What to work on: Can you transcribe every line exactly and leave the pictures behind?

Dataset extract:
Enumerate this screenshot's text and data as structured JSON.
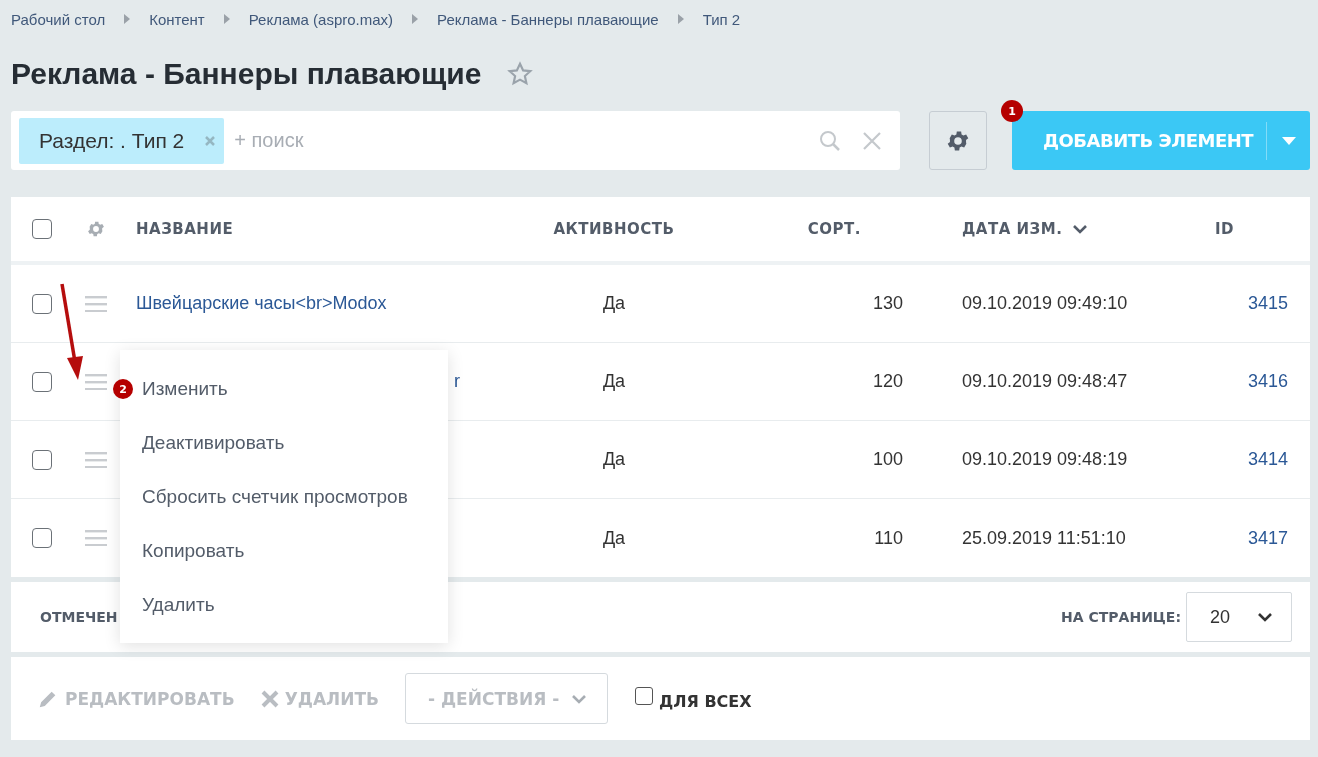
{
  "breadcrumbs": [
    "Рабочий стол",
    "Контент",
    "Реклама (aspro.max)",
    "Реклама - Баннеры плавающие",
    "Тип 2"
  ],
  "title": "Реклама - Баннеры плавающие",
  "filter": {
    "tag": "Раздел: . Тип 2",
    "placeholder": "+ поиск"
  },
  "add_button": {
    "label": "ДОБАВИТЬ ЭЛЕМЕНТ",
    "badge": "1"
  },
  "table": {
    "select_all": {
      "checked": false
    },
    "columns": [
      {
        "label": "НАЗВАНИЕ",
        "sorted": false
      },
      {
        "label": "АКТИВНОСТЬ",
        "sorted": false
      },
      {
        "label": "СОРТ.",
        "sorted": false
      },
      {
        "label": "ДАТА ИЗМ.",
        "sorted": true
      },
      {
        "label": "ID",
        "sorted": false
      }
    ],
    "rows": [
      {
        "checked": false,
        "name": "Швейцарские часы<br>Modox",
        "covered": false,
        "active": "Да",
        "sort": "130",
        "date": "09.10.2019 09:49:10",
        "id": "3415"
      },
      {
        "checked": false,
        "name": "r",
        "covered": true,
        "active": "Да",
        "sort": "120",
        "date": "09.10.2019 09:48:47",
        "id": "3416"
      },
      {
        "checked": false,
        "active": "Да",
        "sort": "100",
        "date": "09.10.2019 09:48:19",
        "id": "3414"
      },
      {
        "checked": false,
        "active": "Да",
        "sort": "110",
        "date": "25.09.2019 11:51:10",
        "id": "3417"
      }
    ]
  },
  "context_menu": {
    "badge": "2",
    "items": [
      "Изменить",
      "Деактивировать",
      "Сбросить счетчик просмотров",
      "Копировать",
      "Удалить"
    ]
  },
  "footer": {
    "selected_label": "ОТМЕЧЕН",
    "per_page_label": "НА СТРАНИЦЕ:",
    "per_page": "20"
  },
  "actions": {
    "buttons": [
      {
        "kind": "edit",
        "label": "РЕДАКТИРОВАТЬ",
        "disabled": true
      },
      {
        "kind": "delete",
        "label": "УДАЛИТЬ",
        "disabled": true
      }
    ],
    "select": "- ДЕЙСТВИЯ -",
    "for_all": {
      "label": "ДЛЯ ВСЕХ",
      "checked": false
    }
  }
}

Answer:
Enumerate this screenshot's text and data as structured JSON.
{
  "breadcrumbs": [
    "Рабочий стол",
    "Контент",
    "Реклама (aspro.max)",
    "Реклама - Баннеры плавающие",
    "Тип 2"
  ],
  "title": "Реклама - Баннеры плавающие",
  "filter": {
    "tag": "Раздел: . Тип 2",
    "placeholder": "+ поиск"
  },
  "add_button": {
    "label": "ДОБАВИТЬ ЭЛЕМЕНТ",
    "badge": "1"
  },
  "table": {
    "select_all": {
      "checked": false
    },
    "columns": [
      {
        "label": "НАЗВАНИЕ",
        "sorted": false
      },
      {
        "label": "АКТИВНОСТЬ",
        "sorted": false
      },
      {
        "label": "СОРТ.",
        "sorted": false
      },
      {
        "label": "ДАТА ИЗМ.",
        "sorted": true
      },
      {
        "label": "ID",
        "sorted": false
      }
    ],
    "rows": [
      {
        "checked": false,
        "name": "Швейцарские часы<br>Modox",
        "covered": false,
        "active": "Да",
        "sort": "130",
        "date": "09.10.2019 09:49:10",
        "id": "3415"
      },
      {
        "checked": false,
        "name": "r",
        "covered": true,
        "active": "Да",
        "sort": "120",
        "date": "09.10.2019 09:48:47",
        "id": "3416"
      },
      {
        "checked": false,
        "active": "Да",
        "sort": "100",
        "date": "09.10.2019 09:48:19",
        "id": "3414"
      },
      {
        "checked": false,
        "active": "Да",
        "sort": "110",
        "date": "25.09.2019 11:51:10",
        "id": "3417"
      }
    ]
  },
  "context_menu": {
    "badge": "2",
    "items": [
      "Изменить",
      "Деактивировать",
      "Сбросить счетчик просмотров",
      "Копировать",
      "Удалить"
    ]
  },
  "footer": {
    "selected_label": "ОТМЕЧЕН",
    "per_page_label": "НА СТРАНИЦЕ:",
    "per_page": "20"
  },
  "actions": {
    "buttons": [
      {
        "kind": "edit",
        "label": "РЕДАКТИРОВАТЬ",
        "disabled": true
      },
      {
        "kind": "delete",
        "label": "УДАЛИТЬ",
        "disabled": true
      }
    ],
    "select": "- ДЕЙСТВИЯ -",
    "for_all": {
      "label": "ДЛЯ ВСЕХ",
      "checked": false
    }
  }
}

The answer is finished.